Exercise:
Every line containing the word "text" needs to be found and copied.

[Data records]
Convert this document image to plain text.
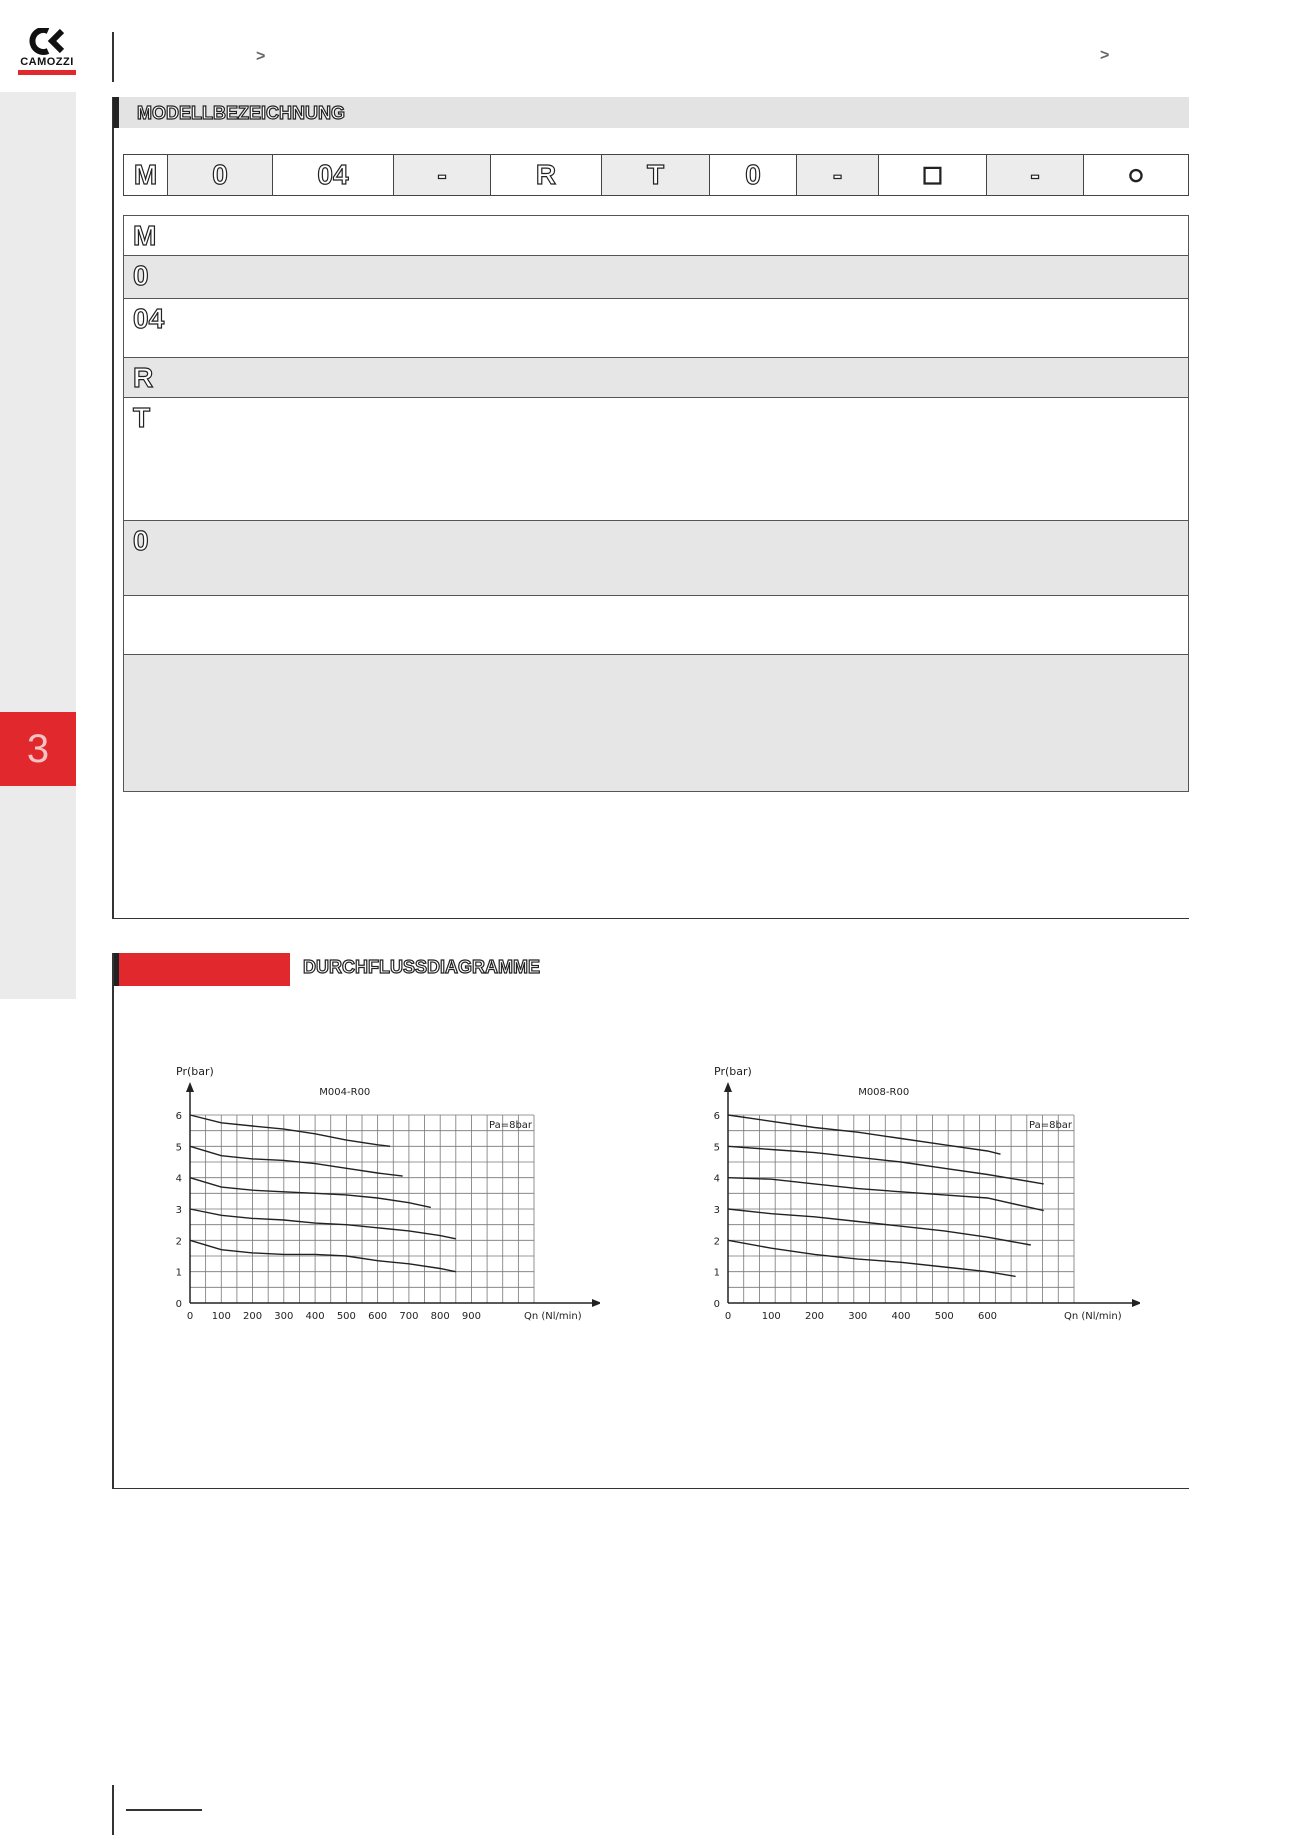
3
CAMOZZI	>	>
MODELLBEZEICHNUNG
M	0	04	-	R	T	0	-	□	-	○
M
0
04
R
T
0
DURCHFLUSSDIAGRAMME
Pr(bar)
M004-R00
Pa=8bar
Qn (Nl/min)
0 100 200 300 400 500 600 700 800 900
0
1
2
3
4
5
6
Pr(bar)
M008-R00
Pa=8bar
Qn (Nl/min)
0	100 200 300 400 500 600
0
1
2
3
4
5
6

* * *

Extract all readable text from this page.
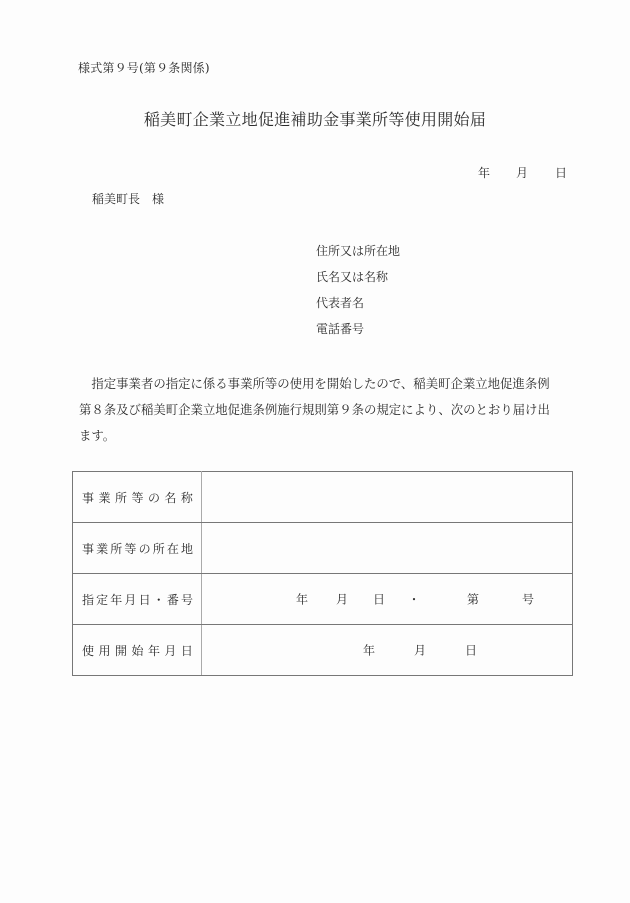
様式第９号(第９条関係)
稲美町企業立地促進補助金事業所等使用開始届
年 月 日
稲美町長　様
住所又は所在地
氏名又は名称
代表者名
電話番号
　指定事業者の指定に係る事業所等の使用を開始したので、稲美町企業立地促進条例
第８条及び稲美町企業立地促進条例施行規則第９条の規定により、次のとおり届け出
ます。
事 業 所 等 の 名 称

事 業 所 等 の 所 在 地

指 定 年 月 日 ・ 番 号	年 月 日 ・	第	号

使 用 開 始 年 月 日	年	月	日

Solution:
Convert this document image to plain text.
Extract all readable text from this page.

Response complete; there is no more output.